→ **Task statement**
Make an exact copy of the lines, leaving the pictures out.

━━ Material to process ━━

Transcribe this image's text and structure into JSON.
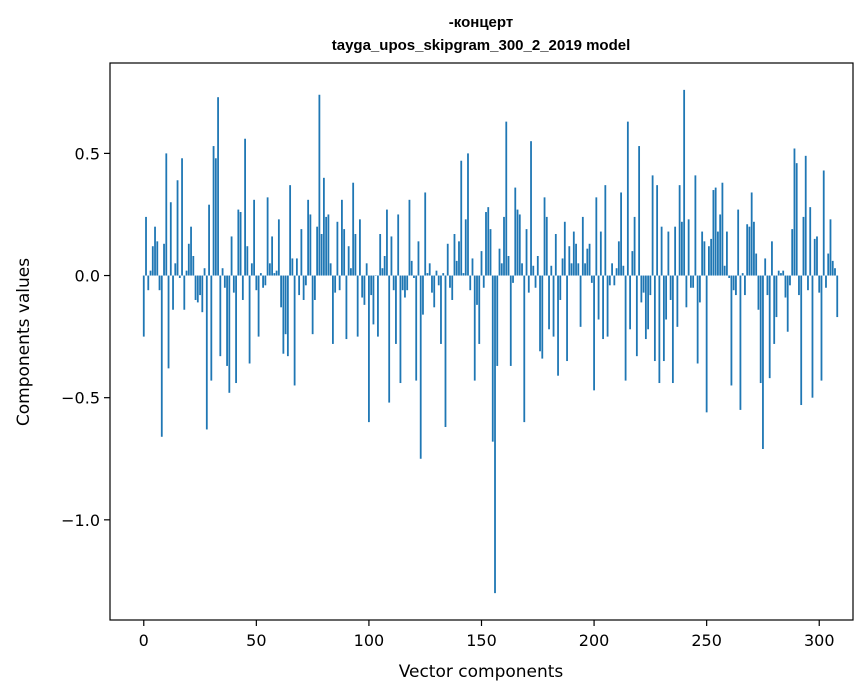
{
  "chart_data": {
    "type": "bar",
    "title": "-концерт",
    "subtitle": "tayga_upos_skipgram_300_2_2019 model",
    "xlabel": "Vector components",
    "ylabel": "Components values",
    "xlim": [
      -15,
      315
    ],
    "ylim": [
      -1.41,
      0.87
    ],
    "x_ticks": [
      0,
      50,
      100,
      150,
      200,
      250,
      300
    ],
    "x_tick_labels": [
      "0",
      "50",
      "100",
      "150",
      "200",
      "250",
      "300"
    ],
    "y_ticks": [
      0.5,
      0.0,
      -0.5,
      -1.0
    ],
    "y_tick_labels": [
      "0.5",
      "0.0",
      "−0.5",
      "−1.0"
    ],
    "bar_color": "#1f77b4",
    "grid": false,
    "series": [
      {
        "name": "-концерт",
        "x_start": 0,
        "values": [
          -0.25,
          0.24,
          -0.06,
          0.02,
          0.12,
          0.2,
          0.14,
          -0.06,
          -0.66,
          0.13,
          0.5,
          -0.38,
          0.3,
          -0.14,
          0.05,
          0.39,
          -0.01,
          0.48,
          -0.14,
          0.02,
          0.13,
          0.2,
          0.08,
          -0.1,
          -0.11,
          -0.08,
          -0.15,
          0.03,
          -0.63,
          0.29,
          -0.43,
          0.53,
          0.48,
          0.73,
          -0.33,
          0.03,
          -0.05,
          -0.37,
          -0.48,
          0.16,
          -0.07,
          -0.44,
          0.27,
          0.26,
          -0.1,
          0.56,
          0.12,
          -0.36,
          0.05,
          0.31,
          -0.06,
          -0.25,
          0.01,
          -0.05,
          -0.04,
          0.32,
          0.05,
          0.16,
          0.01,
          0.02,
          0.23,
          -0.13,
          -0.32,
          -0.24,
          -0.33,
          0.37,
          0.07,
          -0.45,
          0.07,
          -0.08,
          0.19,
          -0.1,
          -0.04,
          0.31,
          0.25,
          -0.24,
          -0.1,
          0.2,
          0.74,
          0.17,
          0.4,
          0.24,
          0.25,
          0.05,
          -0.28,
          -0.07,
          0.22,
          -0.06,
          0.31,
          0.19,
          -0.26,
          0.12,
          0.03,
          0.38,
          0.17,
          -0.25,
          0.23,
          -0.09,
          -0.12,
          0.05,
          -0.6,
          -0.08,
          -0.2,
          0.0,
          -0.25,
          0.17,
          0.03,
          0.08,
          0.27,
          -0.52,
          0.16,
          -0.06,
          -0.28,
          0.25,
          -0.44,
          -0.06,
          -0.09,
          -0.06,
          0.31,
          0.06,
          -0.01,
          -0.43,
          0.14,
          -0.75,
          -0.16,
          0.34,
          0.01,
          0.05,
          -0.07,
          -0.13,
          0.02,
          -0.04,
          -0.28,
          0.01,
          -0.62,
          0.13,
          -0.05,
          -0.1,
          0.17,
          0.06,
          0.14,
          0.47,
          0.01,
          0.23,
          0.5,
          -0.06,
          0.07,
          -0.43,
          -0.12,
          -0.28,
          0.1,
          -0.05,
          0.26,
          0.28,
          0.19,
          -0.68,
          -1.3,
          -0.37,
          0.11,
          0.05,
          0.24,
          0.63,
          0.08,
          -0.37,
          -0.03,
          0.36,
          0.27,
          0.25,
          0.05,
          -0.6,
          0.19,
          -0.07,
          0.55,
          0.04,
          -0.05,
          0.08,
          -0.31,
          -0.34,
          0.32,
          0.24,
          -0.22,
          0.04,
          -0.25,
          0.17,
          -0.41,
          -0.1,
          0.07,
          0.22,
          -0.35,
          0.12,
          0.05,
          0.18,
          0.13,
          0.05,
          -0.21,
          0.24,
          0.05,
          0.11,
          0.13,
          -0.03,
          -0.47,
          0.32,
          -0.18,
          0.18,
          -0.26,
          0.37,
          -0.25,
          -0.04,
          0.05,
          -0.04,
          0.03,
          0.14,
          0.34,
          0.04,
          -0.43,
          0.63,
          -0.22,
          0.1,
          0.24,
          -0.33,
          0.53,
          -0.11,
          -0.07,
          -0.26,
          -0.22,
          -0.08,
          0.41,
          -0.35,
          0.37,
          -0.44,
          0.2,
          -0.35,
          -0.18,
          0.18,
          -0.1,
          -0.44,
          0.2,
          -0.21,
          0.37,
          0.22,
          0.76,
          -0.13,
          0.23,
          -0.05,
          -0.05,
          0.41,
          -0.36,
          -0.11,
          0.18,
          0.14,
          -0.56,
          0.12,
          0.15,
          0.35,
          0.36,
          0.18,
          0.25,
          0.38,
          0.04,
          0.18,
          -0.01,
          -0.45,
          -0.06,
          -0.08,
          0.27,
          -0.55,
          0.01,
          -0.08,
          0.21,
          0.2,
          0.34,
          0.22,
          0.09,
          -0.14,
          -0.44,
          -0.71,
          0.07,
          -0.08,
          -0.42,
          0.14,
          -0.28,
          -0.17,
          0.02,
          0.01,
          0.02,
          -0.09,
          -0.23,
          -0.04,
          0.19,
          0.52,
          0.46,
          -0.08,
          -0.53,
          0.24,
          0.49,
          -0.06,
          0.28,
          -0.5,
          0.15,
          0.16,
          -0.07,
          -0.43,
          0.43,
          -0.05,
          0.09,
          0.23,
          0.06,
          0.03,
          -0.17
        ]
      }
    ]
  }
}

━━━

→ **Correct response**
Transcribe this image's text and structure into JSON.
{
  "chart_data": {
    "type": "bar",
    "title": "-концерт",
    "subtitle": "tayga_upos_skipgram_300_2_2019 model",
    "xlabel": "Vector components",
    "ylabel": "Components values",
    "xlim": [
      -15,
      315
    ],
    "ylim": [
      -1.41,
      0.87
    ],
    "x_ticks": [
      0,
      50,
      100,
      150,
      200,
      250,
      300
    ],
    "x_tick_labels": [
      "0",
      "50",
      "100",
      "150",
      "200",
      "250",
      "300"
    ],
    "y_ticks": [
      0.5,
      0.0,
      -0.5,
      -1.0
    ],
    "y_tick_labels": [
      "0.5",
      "0.0",
      "−0.5",
      "−1.0"
    ],
    "bar_color": "#1f77b4",
    "grid": false,
    "series": [
      {
        "name": "-концерт",
        "x_start": 0,
        "values": [
          -0.25,
          0.24,
          -0.06,
          0.02,
          0.12,
          0.2,
          0.14,
          -0.06,
          -0.66,
          0.13,
          0.5,
          -0.38,
          0.3,
          -0.14,
          0.05,
          0.39,
          -0.01,
          0.48,
          -0.14,
          0.02,
          0.13,
          0.2,
          0.08,
          -0.1,
          -0.11,
          -0.08,
          -0.15,
          0.03,
          -0.63,
          0.29,
          -0.43,
          0.53,
          0.48,
          0.73,
          -0.33,
          0.03,
          -0.05,
          -0.37,
          -0.48,
          0.16,
          -0.07,
          -0.44,
          0.27,
          0.26,
          -0.1,
          0.56,
          0.12,
          -0.36,
          0.05,
          0.31,
          -0.06,
          -0.25,
          0.01,
          -0.05,
          -0.04,
          0.32,
          0.05,
          0.16,
          0.01,
          0.02,
          0.23,
          -0.13,
          -0.32,
          -0.24,
          -0.33,
          0.37,
          0.07,
          -0.45,
          0.07,
          -0.08,
          0.19,
          -0.1,
          -0.04,
          0.31,
          0.25,
          -0.24,
          -0.1,
          0.2,
          0.74,
          0.17,
          0.4,
          0.24,
          0.25,
          0.05,
          -0.28,
          -0.07,
          0.22,
          -0.06,
          0.31,
          0.19,
          -0.26,
          0.12,
          0.03,
          0.38,
          0.17,
          -0.25,
          0.23,
          -0.09,
          -0.12,
          0.05,
          -0.6,
          -0.08,
          -0.2,
          0.0,
          -0.25,
          0.17,
          0.03,
          0.08,
          0.27,
          -0.52,
          0.16,
          -0.06,
          -0.28,
          0.25,
          -0.44,
          -0.06,
          -0.09,
          -0.06,
          0.31,
          0.06,
          -0.01,
          -0.43,
          0.14,
          -0.75,
          -0.16,
          0.34,
          0.01,
          0.05,
          -0.07,
          -0.13,
          0.02,
          -0.04,
          -0.28,
          0.01,
          -0.62,
          0.13,
          -0.05,
          -0.1,
          0.17,
          0.06,
          0.14,
          0.47,
          0.01,
          0.23,
          0.5,
          -0.06,
          0.07,
          -0.43,
          -0.12,
          -0.28,
          0.1,
          -0.05,
          0.26,
          0.28,
          0.19,
          -0.68,
          -1.3,
          -0.37,
          0.11,
          0.05,
          0.24,
          0.63,
          0.08,
          -0.37,
          -0.03,
          0.36,
          0.27,
          0.25,
          0.05,
          -0.6,
          0.19,
          -0.07,
          0.55,
          0.04,
          -0.05,
          0.08,
          -0.31,
          -0.34,
          0.32,
          0.24,
          -0.22,
          0.04,
          -0.25,
          0.17,
          -0.41,
          -0.1,
          0.07,
          0.22,
          -0.35,
          0.12,
          0.05,
          0.18,
          0.13,
          0.05,
          -0.21,
          0.24,
          0.05,
          0.11,
          0.13,
          -0.03,
          -0.47,
          0.32,
          -0.18,
          0.18,
          -0.26,
          0.37,
          -0.25,
          -0.04,
          0.05,
          -0.04,
          0.03,
          0.14,
          0.34,
          0.04,
          -0.43,
          0.63,
          -0.22,
          0.1,
          0.24,
          -0.33,
          0.53,
          -0.11,
          -0.07,
          -0.26,
          -0.22,
          -0.08,
          0.41,
          -0.35,
          0.37,
          -0.44,
          0.2,
          -0.35,
          -0.18,
          0.18,
          -0.1,
          -0.44,
          0.2,
          -0.21,
          0.37,
          0.22,
          0.76,
          -0.13,
          0.23,
          -0.05,
          -0.05,
          0.41,
          -0.36,
          -0.11,
          0.18,
          0.14,
          -0.56,
          0.12,
          0.15,
          0.35,
          0.36,
          0.18,
          0.25,
          0.38,
          0.04,
          0.18,
          -0.01,
          -0.45,
          -0.06,
          -0.08,
          0.27,
          -0.55,
          0.01,
          -0.08,
          0.21,
          0.2,
          0.34,
          0.22,
          0.09,
          -0.14,
          -0.44,
          -0.71,
          0.07,
          -0.08,
          -0.42,
          0.14,
          -0.28,
          -0.17,
          0.02,
          0.01,
          0.02,
          -0.09,
          -0.23,
          -0.04,
          0.19,
          0.52,
          0.46,
          -0.08,
          -0.53,
          0.24,
          0.49,
          -0.06,
          0.28,
          -0.5,
          0.15,
          0.16,
          -0.07,
          -0.43,
          0.43,
          -0.05,
          0.09,
          0.23,
          0.06,
          0.03,
          -0.17
        ]
      }
    ]
  }
}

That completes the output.